◆ Directions: Write out the entries again exactly as they are given.

Figure content listings
━━━━━━

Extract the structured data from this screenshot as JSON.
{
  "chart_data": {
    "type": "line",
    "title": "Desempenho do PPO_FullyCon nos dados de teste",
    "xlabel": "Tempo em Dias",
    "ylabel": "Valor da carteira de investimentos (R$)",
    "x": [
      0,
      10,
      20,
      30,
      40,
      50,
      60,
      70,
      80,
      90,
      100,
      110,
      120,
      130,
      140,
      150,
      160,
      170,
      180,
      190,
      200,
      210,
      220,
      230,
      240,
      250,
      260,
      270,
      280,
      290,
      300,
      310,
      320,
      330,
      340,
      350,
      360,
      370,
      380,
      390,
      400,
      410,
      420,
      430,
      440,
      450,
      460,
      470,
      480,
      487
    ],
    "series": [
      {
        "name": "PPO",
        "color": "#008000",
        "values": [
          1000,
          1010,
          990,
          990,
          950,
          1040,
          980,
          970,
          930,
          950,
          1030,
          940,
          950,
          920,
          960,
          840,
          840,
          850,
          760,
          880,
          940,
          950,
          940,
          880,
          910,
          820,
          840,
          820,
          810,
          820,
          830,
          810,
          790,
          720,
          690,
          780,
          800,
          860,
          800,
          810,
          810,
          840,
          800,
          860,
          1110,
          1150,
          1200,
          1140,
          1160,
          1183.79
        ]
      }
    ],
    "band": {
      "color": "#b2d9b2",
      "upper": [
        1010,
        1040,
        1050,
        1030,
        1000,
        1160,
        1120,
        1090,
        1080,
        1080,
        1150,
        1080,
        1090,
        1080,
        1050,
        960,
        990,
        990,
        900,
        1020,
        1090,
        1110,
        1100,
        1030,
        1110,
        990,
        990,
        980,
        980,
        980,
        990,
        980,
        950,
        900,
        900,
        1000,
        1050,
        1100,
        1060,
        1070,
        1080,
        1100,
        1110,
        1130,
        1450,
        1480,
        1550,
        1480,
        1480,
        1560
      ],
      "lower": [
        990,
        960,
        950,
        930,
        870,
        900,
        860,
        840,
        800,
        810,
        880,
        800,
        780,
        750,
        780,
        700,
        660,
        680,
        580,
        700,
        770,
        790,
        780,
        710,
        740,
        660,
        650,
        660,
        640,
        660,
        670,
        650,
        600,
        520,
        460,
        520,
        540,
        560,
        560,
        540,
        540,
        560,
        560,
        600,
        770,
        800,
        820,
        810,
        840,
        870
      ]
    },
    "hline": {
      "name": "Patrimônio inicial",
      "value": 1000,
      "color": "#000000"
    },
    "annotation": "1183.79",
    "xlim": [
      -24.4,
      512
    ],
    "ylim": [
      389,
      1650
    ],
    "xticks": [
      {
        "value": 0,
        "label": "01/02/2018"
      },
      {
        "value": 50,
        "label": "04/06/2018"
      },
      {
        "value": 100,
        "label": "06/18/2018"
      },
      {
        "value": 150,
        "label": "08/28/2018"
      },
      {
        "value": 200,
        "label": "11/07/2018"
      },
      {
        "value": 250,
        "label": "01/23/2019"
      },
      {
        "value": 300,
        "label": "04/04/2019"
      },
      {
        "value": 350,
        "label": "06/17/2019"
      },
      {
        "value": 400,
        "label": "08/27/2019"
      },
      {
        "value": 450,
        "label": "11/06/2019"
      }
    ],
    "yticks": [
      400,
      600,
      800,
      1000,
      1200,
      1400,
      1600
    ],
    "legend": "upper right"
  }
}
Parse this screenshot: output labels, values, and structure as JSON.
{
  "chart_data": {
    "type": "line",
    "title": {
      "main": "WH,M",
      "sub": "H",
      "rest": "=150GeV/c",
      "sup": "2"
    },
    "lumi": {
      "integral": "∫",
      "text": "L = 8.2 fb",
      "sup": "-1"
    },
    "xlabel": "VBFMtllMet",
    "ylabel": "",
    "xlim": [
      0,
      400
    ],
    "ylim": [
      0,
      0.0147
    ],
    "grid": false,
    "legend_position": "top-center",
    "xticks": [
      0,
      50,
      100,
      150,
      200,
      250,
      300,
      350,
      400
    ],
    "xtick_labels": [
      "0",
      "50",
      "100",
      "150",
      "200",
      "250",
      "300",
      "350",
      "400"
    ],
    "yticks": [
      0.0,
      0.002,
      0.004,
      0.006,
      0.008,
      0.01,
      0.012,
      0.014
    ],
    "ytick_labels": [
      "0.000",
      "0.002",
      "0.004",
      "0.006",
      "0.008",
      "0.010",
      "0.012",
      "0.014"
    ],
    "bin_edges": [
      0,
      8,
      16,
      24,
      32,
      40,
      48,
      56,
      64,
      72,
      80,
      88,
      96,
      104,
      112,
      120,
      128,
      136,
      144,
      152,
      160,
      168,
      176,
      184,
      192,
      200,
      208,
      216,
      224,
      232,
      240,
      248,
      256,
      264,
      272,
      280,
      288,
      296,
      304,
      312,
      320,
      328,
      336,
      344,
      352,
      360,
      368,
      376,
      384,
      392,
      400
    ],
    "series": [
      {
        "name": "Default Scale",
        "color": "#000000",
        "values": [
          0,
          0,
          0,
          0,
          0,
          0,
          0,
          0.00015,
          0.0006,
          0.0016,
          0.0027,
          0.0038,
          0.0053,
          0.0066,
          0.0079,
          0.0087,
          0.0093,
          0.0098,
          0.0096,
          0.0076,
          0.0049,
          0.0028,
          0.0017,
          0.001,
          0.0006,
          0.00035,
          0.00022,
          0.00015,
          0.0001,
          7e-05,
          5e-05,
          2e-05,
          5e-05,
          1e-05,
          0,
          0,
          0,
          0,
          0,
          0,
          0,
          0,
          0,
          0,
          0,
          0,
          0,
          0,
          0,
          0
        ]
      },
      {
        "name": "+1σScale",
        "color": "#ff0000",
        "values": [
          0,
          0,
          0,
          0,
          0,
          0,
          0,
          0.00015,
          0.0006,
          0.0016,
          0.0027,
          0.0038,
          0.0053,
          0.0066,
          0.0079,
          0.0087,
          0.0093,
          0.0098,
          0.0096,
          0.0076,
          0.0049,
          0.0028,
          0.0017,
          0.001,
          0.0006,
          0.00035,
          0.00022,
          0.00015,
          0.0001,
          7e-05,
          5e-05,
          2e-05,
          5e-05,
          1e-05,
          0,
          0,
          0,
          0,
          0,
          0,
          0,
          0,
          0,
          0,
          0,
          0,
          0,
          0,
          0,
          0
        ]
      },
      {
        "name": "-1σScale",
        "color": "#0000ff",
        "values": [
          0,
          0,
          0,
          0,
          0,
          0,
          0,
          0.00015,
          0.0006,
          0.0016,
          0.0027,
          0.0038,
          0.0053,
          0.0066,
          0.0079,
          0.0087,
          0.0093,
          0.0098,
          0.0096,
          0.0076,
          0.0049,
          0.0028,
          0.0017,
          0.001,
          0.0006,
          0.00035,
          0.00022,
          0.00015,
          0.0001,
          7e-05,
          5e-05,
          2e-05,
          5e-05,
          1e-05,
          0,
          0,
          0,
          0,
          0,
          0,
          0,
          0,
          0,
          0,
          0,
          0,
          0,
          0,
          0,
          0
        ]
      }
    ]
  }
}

━━━━━━

◆ Solution to this problem:
Extract the structured data from this screenshot as JSON.
{
  "chart_data": {
    "type": "line",
    "title": "Desempenho do PPO_FullyCon nos dados de teste",
    "xlabel": "Tempo em Dias",
    "ylabel": "Valor da carteira de investimentos (R$)",
    "x": [
      0,
      10,
      20,
      30,
      40,
      50,
      60,
      70,
      80,
      90,
      100,
      110,
      120,
      130,
      140,
      150,
      160,
      170,
      180,
      190,
      200,
      210,
      220,
      230,
      240,
      250,
      260,
      270,
      280,
      290,
      300,
      310,
      320,
      330,
      340,
      350,
      360,
      370,
      380,
      390,
      400,
      410,
      420,
      430,
      440,
      450,
      460,
      470,
      480,
      487
    ],
    "series": [
      {
        "name": "PPO",
        "color": "#008000",
        "values": [
          1000,
          1010,
          990,
          990,
          950,
          1040,
          980,
          970,
          930,
          950,
          1030,
          940,
          950,
          920,
          960,
          840,
          840,
          850,
          760,
          880,
          940,
          950,
          940,
          880,
          910,
          820,
          840,
          820,
          810,
          820,
          830,
          810,
          790,
          720,
          690,
          780,
          800,
          860,
          800,
          810,
          810,
          840,
          800,
          860,
          1110,
          1150,
          1200,
          1140,
          1160,
          1183.79
        ]
      }
    ],
    "band": {
      "color": "#b2d9b2",
      "upper": [
        1010,
        1040,
        1050,
        1030,
        1000,
        1160,
        1120,
        1090,
        1080,
        1080,
        1150,
        1080,
        1090,
        1080,
        1050,
        960,
        990,
        990,
        900,
        1020,
        1090,
        1110,
        1100,
        1030,
        1110,
        990,
        990,
        980,
        980,
        980,
        990,
        980,
        950,
        900,
        900,
        1000,
        1050,
        1100,
        1060,
        1070,
        1080,
        1100,
        1110,
        1130,
        1450,
        1480,
        1550,
        1480,
        1480,
        1560
      ],
      "lower": [
        990,
        960,
        950,
        930,
        870,
        900,
        860,
        840,
        800,
        810,
        880,
        800,
        780,
        750,
        780,
        700,
        660,
        680,
        580,
        700,
        770,
        790,
        780,
        710,
        740,
        660,
        650,
        660,
        640,
        660,
        670,
        650,
        600,
        520,
        460,
        520,
        540,
        560,
        560,
        540,
        540,
        560,
        560,
        600,
        770,
        800,
        820,
        810,
        840,
        870
      ]
    },
    "hline": {
      "name": "Patrimônio inicial",
      "value": 1000,
      "color": "#000000"
    },
    "annotation": "1183.79",
    "xlim": [
      -24.4,
      512
    ],
    "ylim": [
      389,
      1650
    ],
    "xticks": [
      {
        "value": 0,
        "label": "01/02/2018"
      },
      {
        "value": 50,
        "label": "04/06/2018"
      },
      {
        "value": 100,
        "label": "06/18/2018"
      },
      {
        "value": 150,
        "label": "08/28/2018"
      },
      {
        "value": 200,
        "label": "11/07/2018"
      },
      {
        "value": 250,
        "label": "01/23/2019"
      },
      {
        "value": 300,
        "label": "04/04/2019"
      },
      {
        "value": 350,
        "label": "06/17/2019"
      },
      {
        "value": 400,
        "label": "08/27/2019"
      },
      {
        "value": 450,
        "label": "11/06/2019"
      }
    ],
    "yticks": [
      400,
      600,
      800,
      1000,
      1200,
      1400,
      1600
    ],
    "legend": "upper right"
  }
}
Parse this screenshot: output labels, values, and structure as JSON.
{
  "chart_data": {
    "type": "line",
    "title": {
      "main": "WH,M",
      "sub": "H",
      "rest": "=150GeV/c",
      "sup": "2"
    },
    "lumi": {
      "integral": "∫",
      "text": "L = 8.2 fb",
      "sup": "-1"
    },
    "xlabel": "VBFMtllMet",
    "ylabel": "",
    "xlim": [
      0,
      400
    ],
    "ylim": [
      0,
      0.0147
    ],
    "grid": false,
    "legend_position": "top-center",
    "xticks": [
      0,
      50,
      100,
      150,
      200,
      250,
      300,
      350,
      400
    ],
    "xtick_labels": [
      "0",
      "50",
      "100",
      "150",
      "200",
      "250",
      "300",
      "350",
      "400"
    ],
    "yticks": [
      0.0,
      0.002,
      0.004,
      0.006,
      0.008,
      0.01,
      0.012,
      0.014
    ],
    "ytick_labels": [
      "0.000",
      "0.002",
      "0.004",
      "0.006",
      "0.008",
      "0.010",
      "0.012",
      "0.014"
    ],
    "bin_edges": [
      0,
      8,
      16,
      24,
      32,
      40,
      48,
      56,
      64,
      72,
      80,
      88,
      96,
      104,
      112,
      120,
      128,
      136,
      144,
      152,
      160,
      168,
      176,
      184,
      192,
      200,
      208,
      216,
      224,
      232,
      240,
      248,
      256,
      264,
      272,
      280,
      288,
      296,
      304,
      312,
      320,
      328,
      336,
      344,
      352,
      360,
      368,
      376,
      384,
      392,
      400
    ],
    "series": [
      {
        "name": "Default Scale",
        "color": "#000000",
        "values": [
          0,
          0,
          0,
          0,
          0,
          0,
          0,
          0.00015,
          0.0006,
          0.0016,
          0.0027,
          0.0038,
          0.0053,
          0.0066,
          0.0079,
          0.0087,
          0.0093,
          0.0098,
          0.0096,
          0.0076,
          0.0049,
          0.0028,
          0.0017,
          0.001,
          0.0006,
          0.00035,
          0.00022,
          0.00015,
          0.0001,
          7e-05,
          5e-05,
          2e-05,
          5e-05,
          1e-05,
          0,
          0,
          0,
          0,
          0,
          0,
          0,
          0,
          0,
          0,
          0,
          0,
          0,
          0,
          0,
          0
        ]
      },
      {
        "name": "+1σScale",
        "color": "#ff0000",
        "values": [
          0,
          0,
          0,
          0,
          0,
          0,
          0,
          0.00015,
          0.0006,
          0.0016,
          0.0027,
          0.0038,
          0.0053,
          0.0066,
          0.0079,
          0.0087,
          0.0093,
          0.0098,
          0.0096,
          0.0076,
          0.0049,
          0.0028,
          0.0017,
          0.001,
          0.0006,
          0.00035,
          0.00022,
          0.00015,
          0.0001,
          7e-05,
          5e-05,
          2e-05,
          5e-05,
          1e-05,
          0,
          0,
          0,
          0,
          0,
          0,
          0,
          0,
          0,
          0,
          0,
          0,
          0,
          0,
          0,
          0
        ]
      },
      {
        "name": "-1σScale",
        "color": "#0000ff",
        "values": [
          0,
          0,
          0,
          0,
          0,
          0,
          0,
          0.00015,
          0.0006,
          0.0016,
          0.0027,
          0.0038,
          0.0053,
          0.0066,
          0.0079,
          0.0087,
          0.0093,
          0.0098,
          0.0096,
          0.0076,
          0.0049,
          0.0028,
          0.0017,
          0.001,
          0.0006,
          0.00035,
          0.00022,
          0.00015,
          0.0001,
          7e-05,
          5e-05,
          2e-05,
          5e-05,
          1e-05,
          0,
          0,
          0,
          0,
          0,
          0,
          0,
          0,
          0,
          0,
          0,
          0,
          0,
          0,
          0,
          0
        ]
      }
    ]
  }
}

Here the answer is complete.